— BEGIN SOURCE DOCUMENT —

Land Expropriation — Compensation
Expropriation Compensation Calculation
in Israel
The state is required to pay fair market value — but its own appraiser routinely underestimates it. Adv. Liron Elmaliach helps landowners obtain the full compensation they are entitled to through independent appraisal and legal challenge.
How the State Calculates Expropriation Compensation
When land is expropriated in Israel — whether for a road, a park, a public building, or infrastructure — the law requires that the landowner receive compensation equal to the market value of the property at the time of expropriation, not at the time the planning decision was made. This distinction matters: planning processes often take years, and values can change significantly in the interim.
The expropriating authority appoints its own licensed appraiser — the שמאי מטעם המדינה (state-appointed appraiser) — to determine this value. The appraiser submits a written opinion that forms the basis of the compensation offer presented to the landowner.
In practice, state-appointed appraisers are systematically conservative. They tend to select comparable sales that support lower values, discount development potential, and apply deductions that may not be legally warranted. This is not necessarily deliberate bad faith — it reflects the structural reality that the appraiser is paid by and reports to the authority that has every incentive to minimise its payout.
The solution is to commission an independent private appraisal from a certified appraiser who owes no duty to the state. A well-prepared private appraisal, supported by comparable sales data, legal arguments about highest-and-best use, and expert testimony, routinely produces values materially higher than the state's initial figure — and courts take these opinions seriously.

— END SOURCE DOCUMENT —

List every public purpose that the text on expropriation compensation names as a reason land may be expropriated in Israel.

— BEGIN GIVEN RECORDS —

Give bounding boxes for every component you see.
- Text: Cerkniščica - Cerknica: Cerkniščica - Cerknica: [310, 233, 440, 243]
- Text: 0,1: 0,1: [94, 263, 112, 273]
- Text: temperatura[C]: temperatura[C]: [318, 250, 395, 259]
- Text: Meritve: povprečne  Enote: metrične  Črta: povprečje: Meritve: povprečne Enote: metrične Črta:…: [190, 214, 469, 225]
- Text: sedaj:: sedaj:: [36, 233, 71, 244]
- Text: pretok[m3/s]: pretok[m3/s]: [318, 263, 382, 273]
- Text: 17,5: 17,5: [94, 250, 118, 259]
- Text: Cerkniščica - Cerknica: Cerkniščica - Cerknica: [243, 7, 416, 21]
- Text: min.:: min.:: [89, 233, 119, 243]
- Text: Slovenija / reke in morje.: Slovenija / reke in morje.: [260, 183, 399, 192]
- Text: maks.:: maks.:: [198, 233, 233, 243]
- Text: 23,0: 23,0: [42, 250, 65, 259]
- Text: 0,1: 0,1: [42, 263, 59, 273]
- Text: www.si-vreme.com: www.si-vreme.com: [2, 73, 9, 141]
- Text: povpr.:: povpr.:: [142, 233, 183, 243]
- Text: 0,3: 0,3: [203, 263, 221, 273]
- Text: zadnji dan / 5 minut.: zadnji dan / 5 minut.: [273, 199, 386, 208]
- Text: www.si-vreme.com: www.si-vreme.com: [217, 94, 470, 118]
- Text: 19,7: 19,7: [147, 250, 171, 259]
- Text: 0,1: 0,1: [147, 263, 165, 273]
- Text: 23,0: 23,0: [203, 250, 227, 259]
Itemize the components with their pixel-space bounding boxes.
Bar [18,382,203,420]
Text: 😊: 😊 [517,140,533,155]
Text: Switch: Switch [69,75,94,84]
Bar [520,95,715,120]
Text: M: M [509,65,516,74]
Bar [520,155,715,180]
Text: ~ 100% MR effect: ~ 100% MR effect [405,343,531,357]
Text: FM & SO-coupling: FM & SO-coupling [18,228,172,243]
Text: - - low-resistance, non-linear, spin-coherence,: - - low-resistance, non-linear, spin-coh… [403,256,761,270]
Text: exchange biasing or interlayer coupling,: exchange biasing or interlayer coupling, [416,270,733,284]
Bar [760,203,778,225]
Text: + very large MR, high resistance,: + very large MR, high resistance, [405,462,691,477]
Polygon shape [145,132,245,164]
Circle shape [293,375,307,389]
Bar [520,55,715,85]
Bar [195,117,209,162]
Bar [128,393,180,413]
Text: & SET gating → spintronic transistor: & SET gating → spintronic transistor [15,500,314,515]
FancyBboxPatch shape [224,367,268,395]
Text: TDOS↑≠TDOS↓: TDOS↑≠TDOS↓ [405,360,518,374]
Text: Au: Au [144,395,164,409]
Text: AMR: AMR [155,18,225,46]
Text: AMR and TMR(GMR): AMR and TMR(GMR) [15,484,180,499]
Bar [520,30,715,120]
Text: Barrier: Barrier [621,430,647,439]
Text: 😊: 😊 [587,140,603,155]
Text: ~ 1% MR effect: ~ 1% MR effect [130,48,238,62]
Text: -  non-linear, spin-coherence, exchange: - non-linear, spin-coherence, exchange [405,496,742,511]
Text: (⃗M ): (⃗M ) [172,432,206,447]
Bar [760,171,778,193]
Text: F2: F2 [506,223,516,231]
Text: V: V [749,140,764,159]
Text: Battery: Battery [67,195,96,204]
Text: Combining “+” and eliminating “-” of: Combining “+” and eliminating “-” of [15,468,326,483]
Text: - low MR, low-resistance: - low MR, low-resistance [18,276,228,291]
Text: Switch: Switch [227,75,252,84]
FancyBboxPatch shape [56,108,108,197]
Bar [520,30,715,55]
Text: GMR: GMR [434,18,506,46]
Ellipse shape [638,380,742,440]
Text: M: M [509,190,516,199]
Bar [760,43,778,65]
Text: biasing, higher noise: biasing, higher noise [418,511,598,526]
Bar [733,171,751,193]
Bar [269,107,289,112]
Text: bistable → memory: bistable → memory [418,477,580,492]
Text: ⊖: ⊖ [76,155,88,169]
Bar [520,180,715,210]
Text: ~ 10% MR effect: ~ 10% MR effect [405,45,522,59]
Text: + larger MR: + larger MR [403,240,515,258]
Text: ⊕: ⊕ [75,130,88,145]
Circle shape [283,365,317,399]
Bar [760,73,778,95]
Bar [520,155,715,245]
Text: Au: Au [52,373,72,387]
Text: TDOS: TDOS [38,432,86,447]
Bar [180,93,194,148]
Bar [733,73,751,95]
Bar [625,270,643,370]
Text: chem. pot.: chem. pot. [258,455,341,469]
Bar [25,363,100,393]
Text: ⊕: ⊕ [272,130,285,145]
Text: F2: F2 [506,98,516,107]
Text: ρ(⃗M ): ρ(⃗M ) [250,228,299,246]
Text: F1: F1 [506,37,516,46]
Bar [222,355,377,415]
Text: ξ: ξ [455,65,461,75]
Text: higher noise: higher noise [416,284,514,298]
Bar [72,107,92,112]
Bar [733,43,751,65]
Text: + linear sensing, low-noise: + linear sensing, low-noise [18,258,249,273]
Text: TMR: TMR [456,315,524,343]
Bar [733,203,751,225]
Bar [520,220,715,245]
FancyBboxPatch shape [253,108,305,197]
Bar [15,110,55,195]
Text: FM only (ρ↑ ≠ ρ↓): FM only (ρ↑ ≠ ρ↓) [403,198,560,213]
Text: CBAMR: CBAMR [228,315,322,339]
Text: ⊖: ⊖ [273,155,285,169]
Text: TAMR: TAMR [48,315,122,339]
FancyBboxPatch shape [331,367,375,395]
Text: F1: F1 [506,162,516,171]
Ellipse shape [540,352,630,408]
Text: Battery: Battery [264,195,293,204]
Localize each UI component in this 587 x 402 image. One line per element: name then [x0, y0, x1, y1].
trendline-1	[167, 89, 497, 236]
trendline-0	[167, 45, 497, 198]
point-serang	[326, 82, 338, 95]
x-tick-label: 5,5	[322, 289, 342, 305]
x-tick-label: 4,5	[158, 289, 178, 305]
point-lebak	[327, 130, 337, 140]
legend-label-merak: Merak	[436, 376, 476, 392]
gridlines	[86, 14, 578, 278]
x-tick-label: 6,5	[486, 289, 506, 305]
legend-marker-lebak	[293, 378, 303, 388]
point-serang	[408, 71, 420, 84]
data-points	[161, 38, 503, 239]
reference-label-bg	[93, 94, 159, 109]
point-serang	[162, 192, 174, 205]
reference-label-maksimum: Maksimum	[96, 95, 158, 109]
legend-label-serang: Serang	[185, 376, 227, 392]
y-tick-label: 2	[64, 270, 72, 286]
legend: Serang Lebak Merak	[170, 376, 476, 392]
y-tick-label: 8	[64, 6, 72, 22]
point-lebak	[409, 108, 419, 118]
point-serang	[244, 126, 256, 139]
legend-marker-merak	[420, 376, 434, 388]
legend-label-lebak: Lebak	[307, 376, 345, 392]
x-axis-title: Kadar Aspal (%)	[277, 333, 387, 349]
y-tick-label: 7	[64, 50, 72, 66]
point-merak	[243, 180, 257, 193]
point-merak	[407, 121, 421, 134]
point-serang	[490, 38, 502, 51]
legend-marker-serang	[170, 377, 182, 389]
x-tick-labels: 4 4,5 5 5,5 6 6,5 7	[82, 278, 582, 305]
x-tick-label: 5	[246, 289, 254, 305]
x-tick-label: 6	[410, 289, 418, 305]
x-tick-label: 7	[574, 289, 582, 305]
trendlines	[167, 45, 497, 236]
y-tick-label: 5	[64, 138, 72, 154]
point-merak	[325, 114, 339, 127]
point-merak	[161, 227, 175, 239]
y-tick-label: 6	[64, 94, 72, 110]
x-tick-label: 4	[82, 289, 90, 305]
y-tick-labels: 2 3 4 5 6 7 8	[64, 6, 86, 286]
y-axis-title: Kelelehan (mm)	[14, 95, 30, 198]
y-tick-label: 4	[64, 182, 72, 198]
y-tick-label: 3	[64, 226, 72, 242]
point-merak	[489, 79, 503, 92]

— END GIVEN RECORDS —

EXERCISE RESULT -
- A road
- A park
- A public building
- Infrastructure